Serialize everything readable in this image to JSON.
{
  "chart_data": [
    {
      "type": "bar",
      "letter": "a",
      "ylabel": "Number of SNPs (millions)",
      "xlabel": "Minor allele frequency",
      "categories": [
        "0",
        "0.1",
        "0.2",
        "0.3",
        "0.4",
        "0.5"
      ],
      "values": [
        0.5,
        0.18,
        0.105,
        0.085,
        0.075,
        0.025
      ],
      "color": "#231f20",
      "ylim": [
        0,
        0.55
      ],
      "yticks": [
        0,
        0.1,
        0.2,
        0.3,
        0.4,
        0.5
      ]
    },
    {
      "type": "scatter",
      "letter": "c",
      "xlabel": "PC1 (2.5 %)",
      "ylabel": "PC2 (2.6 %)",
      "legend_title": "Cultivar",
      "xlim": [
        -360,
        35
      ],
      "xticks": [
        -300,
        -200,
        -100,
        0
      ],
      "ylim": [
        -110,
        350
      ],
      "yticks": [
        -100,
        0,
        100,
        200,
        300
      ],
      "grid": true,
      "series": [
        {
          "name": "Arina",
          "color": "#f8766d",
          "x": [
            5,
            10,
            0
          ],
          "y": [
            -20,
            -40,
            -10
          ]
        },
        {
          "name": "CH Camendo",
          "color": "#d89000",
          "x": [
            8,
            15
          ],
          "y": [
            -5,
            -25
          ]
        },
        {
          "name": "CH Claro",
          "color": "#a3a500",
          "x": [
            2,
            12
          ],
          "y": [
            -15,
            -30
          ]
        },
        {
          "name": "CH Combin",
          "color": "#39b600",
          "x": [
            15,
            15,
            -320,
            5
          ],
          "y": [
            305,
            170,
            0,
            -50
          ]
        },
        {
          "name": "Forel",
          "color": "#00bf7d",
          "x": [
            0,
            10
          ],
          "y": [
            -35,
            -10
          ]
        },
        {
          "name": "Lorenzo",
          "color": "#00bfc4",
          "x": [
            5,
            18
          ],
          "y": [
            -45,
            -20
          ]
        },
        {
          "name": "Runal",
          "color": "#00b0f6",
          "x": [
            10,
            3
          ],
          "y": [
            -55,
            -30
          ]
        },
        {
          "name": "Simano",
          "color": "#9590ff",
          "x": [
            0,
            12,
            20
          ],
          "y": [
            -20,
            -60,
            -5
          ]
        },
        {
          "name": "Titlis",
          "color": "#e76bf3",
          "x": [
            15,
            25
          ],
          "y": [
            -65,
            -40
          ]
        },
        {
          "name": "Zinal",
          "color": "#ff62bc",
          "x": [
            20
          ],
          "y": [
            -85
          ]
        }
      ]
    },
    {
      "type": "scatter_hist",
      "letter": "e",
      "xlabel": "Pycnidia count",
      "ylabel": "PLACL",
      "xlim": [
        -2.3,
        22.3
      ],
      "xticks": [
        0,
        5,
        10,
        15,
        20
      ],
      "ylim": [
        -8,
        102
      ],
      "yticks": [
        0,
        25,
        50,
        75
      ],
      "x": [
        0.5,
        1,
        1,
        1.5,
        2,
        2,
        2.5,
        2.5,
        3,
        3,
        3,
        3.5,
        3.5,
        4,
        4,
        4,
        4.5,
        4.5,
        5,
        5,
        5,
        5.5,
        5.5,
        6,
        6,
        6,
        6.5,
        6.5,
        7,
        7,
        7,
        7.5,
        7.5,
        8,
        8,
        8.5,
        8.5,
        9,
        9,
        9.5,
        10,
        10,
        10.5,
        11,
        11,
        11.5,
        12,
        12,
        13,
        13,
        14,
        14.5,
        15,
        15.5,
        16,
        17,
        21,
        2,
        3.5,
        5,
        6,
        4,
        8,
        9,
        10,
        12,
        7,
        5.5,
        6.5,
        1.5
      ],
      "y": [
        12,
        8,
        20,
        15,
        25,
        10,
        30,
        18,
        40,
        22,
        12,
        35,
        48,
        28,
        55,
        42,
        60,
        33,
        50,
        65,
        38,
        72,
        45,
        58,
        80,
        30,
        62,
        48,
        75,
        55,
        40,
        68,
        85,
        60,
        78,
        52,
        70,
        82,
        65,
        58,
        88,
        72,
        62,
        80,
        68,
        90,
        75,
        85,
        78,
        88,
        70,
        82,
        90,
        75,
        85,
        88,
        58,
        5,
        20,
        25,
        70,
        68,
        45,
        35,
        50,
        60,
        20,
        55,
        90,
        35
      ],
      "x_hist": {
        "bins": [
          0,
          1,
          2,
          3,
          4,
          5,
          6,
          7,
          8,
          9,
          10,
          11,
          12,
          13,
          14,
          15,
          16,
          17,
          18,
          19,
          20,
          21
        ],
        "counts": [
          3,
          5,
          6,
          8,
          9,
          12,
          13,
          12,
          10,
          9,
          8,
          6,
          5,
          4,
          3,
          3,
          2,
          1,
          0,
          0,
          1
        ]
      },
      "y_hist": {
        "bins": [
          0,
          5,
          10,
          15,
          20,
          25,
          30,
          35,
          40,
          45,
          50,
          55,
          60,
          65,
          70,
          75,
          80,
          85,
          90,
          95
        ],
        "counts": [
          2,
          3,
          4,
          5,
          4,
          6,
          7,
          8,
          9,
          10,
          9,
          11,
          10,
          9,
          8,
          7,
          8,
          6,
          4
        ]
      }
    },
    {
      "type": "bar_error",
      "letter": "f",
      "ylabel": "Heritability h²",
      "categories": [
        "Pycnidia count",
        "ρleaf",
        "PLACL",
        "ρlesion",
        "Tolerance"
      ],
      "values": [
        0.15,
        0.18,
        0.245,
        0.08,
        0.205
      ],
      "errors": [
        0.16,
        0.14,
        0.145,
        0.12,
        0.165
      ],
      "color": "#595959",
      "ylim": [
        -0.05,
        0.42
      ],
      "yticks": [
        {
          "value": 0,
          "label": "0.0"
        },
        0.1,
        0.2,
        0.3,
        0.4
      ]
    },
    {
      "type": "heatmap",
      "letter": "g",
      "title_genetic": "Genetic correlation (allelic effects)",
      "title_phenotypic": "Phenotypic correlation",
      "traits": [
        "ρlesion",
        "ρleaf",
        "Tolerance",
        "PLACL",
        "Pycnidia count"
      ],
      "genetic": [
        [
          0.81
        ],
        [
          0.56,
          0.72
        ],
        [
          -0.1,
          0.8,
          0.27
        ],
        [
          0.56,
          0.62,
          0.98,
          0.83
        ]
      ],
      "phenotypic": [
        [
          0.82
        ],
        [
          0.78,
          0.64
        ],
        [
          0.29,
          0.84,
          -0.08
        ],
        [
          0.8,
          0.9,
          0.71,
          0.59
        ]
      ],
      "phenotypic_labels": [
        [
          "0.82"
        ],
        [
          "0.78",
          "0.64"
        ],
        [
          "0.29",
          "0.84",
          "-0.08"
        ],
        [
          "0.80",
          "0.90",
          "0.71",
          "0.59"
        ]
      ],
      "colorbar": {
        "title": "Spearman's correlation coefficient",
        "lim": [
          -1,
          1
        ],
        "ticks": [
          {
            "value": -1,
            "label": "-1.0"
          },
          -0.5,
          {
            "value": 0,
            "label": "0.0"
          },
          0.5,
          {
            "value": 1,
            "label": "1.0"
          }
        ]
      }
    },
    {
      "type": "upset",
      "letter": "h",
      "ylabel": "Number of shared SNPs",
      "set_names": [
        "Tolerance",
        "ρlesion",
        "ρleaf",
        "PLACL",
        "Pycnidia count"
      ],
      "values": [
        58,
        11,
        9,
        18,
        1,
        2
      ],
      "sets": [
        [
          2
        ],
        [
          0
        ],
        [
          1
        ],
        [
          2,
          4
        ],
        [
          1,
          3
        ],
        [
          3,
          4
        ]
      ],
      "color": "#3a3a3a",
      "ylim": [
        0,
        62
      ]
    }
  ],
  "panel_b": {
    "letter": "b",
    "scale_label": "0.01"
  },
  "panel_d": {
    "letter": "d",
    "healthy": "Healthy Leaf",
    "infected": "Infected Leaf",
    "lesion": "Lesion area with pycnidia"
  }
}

== Short exercise ==
Search the data for "letter" and list every line in which it occurs.

== Reply ==
      "letter": "a",
      "letter": "c",
      "letter": "e",
      "letter": "f",
      "letter": "g",
      "letter": "h",
    "letter": "b",
    "letter": "d",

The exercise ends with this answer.